== Exercise prompt ==
Below are the records; locate each line with the word "конкурса" and copy it.

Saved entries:
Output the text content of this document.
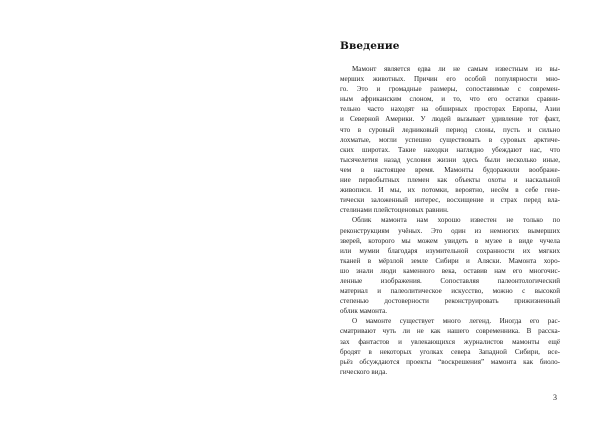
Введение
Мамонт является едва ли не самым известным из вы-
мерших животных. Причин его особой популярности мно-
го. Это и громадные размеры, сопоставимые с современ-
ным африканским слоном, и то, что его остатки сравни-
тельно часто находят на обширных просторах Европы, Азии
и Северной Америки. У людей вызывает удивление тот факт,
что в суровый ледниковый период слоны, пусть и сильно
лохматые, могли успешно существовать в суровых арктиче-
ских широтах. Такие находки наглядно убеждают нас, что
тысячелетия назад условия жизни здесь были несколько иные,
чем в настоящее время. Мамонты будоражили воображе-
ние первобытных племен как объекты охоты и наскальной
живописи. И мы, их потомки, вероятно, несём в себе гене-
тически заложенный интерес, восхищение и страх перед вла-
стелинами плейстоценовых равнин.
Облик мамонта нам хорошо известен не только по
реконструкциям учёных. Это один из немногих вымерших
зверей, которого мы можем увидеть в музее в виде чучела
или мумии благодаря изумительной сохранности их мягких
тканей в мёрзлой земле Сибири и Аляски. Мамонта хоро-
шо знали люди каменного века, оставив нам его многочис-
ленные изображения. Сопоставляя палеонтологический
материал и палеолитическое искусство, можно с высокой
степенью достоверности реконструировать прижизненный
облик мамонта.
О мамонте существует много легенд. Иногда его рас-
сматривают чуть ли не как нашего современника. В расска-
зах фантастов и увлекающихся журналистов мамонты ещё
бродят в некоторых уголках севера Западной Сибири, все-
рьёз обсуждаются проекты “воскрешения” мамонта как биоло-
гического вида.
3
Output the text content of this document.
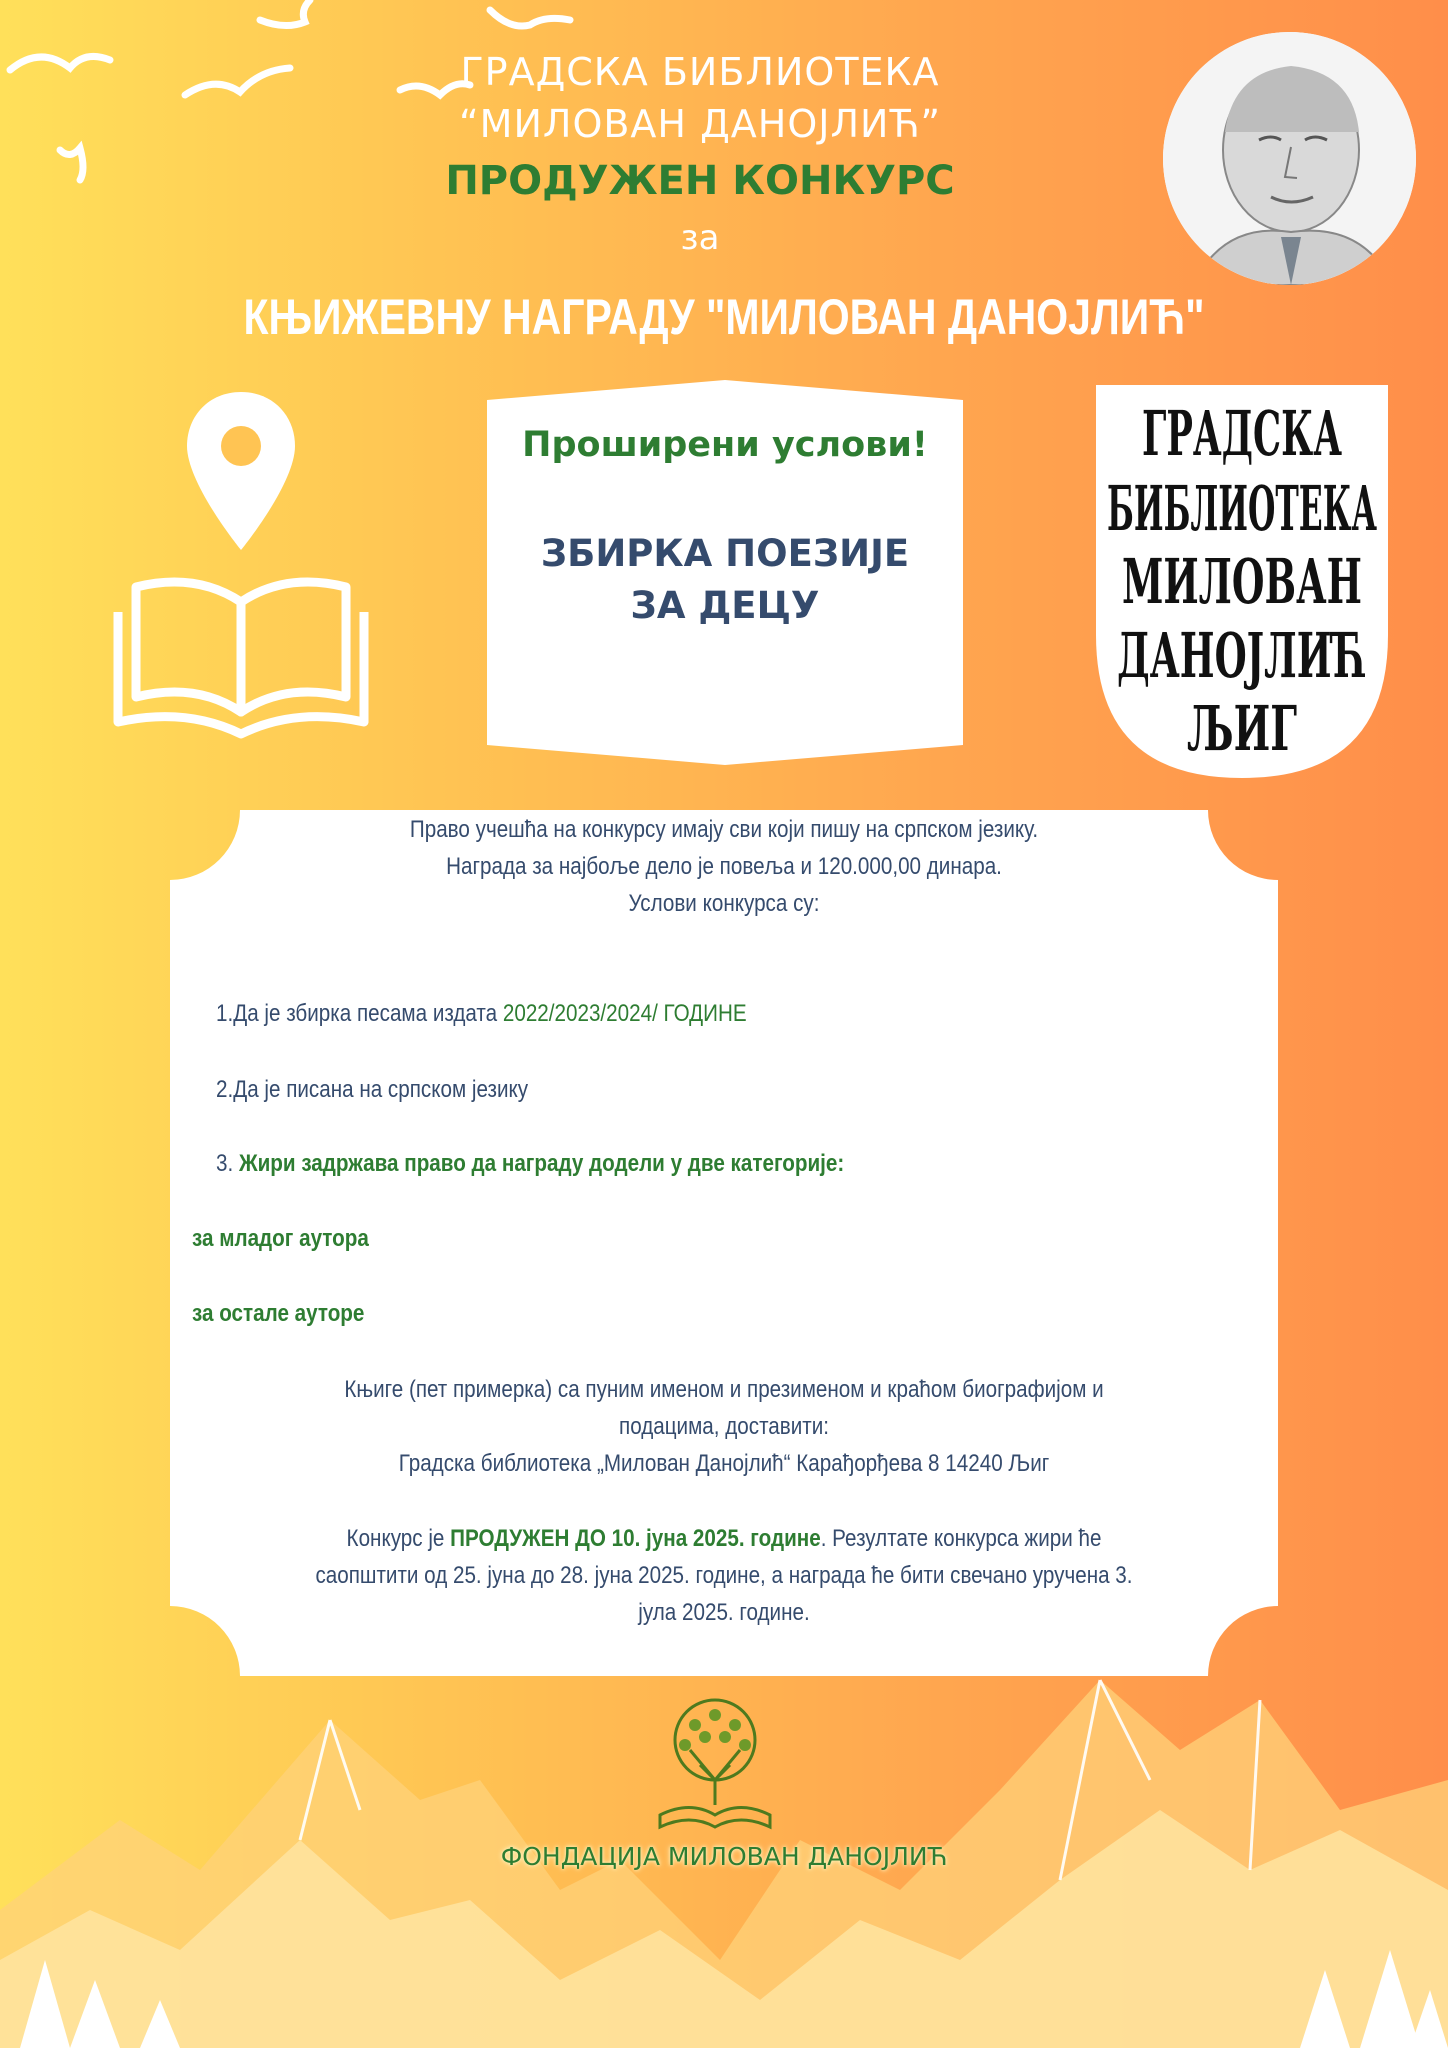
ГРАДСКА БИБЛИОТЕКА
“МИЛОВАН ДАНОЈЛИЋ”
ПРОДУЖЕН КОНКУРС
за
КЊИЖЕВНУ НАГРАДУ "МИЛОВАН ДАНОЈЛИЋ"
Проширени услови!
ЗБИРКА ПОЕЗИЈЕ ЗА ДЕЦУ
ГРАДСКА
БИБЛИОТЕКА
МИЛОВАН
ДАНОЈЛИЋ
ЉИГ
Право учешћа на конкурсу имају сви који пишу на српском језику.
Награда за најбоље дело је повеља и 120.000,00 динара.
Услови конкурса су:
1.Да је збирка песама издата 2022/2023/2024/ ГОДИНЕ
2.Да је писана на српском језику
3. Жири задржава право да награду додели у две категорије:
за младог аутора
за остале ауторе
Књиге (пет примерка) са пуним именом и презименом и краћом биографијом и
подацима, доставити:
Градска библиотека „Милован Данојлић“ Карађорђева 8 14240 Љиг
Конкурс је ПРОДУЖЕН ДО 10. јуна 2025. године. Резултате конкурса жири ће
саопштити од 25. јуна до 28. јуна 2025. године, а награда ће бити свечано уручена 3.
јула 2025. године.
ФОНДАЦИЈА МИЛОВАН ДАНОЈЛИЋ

== Full output ==
Услови конкурса су:
Конкурс је ПРОДУЖЕН ДО 10. јуна 2025. године. Резултате конкурса жири ће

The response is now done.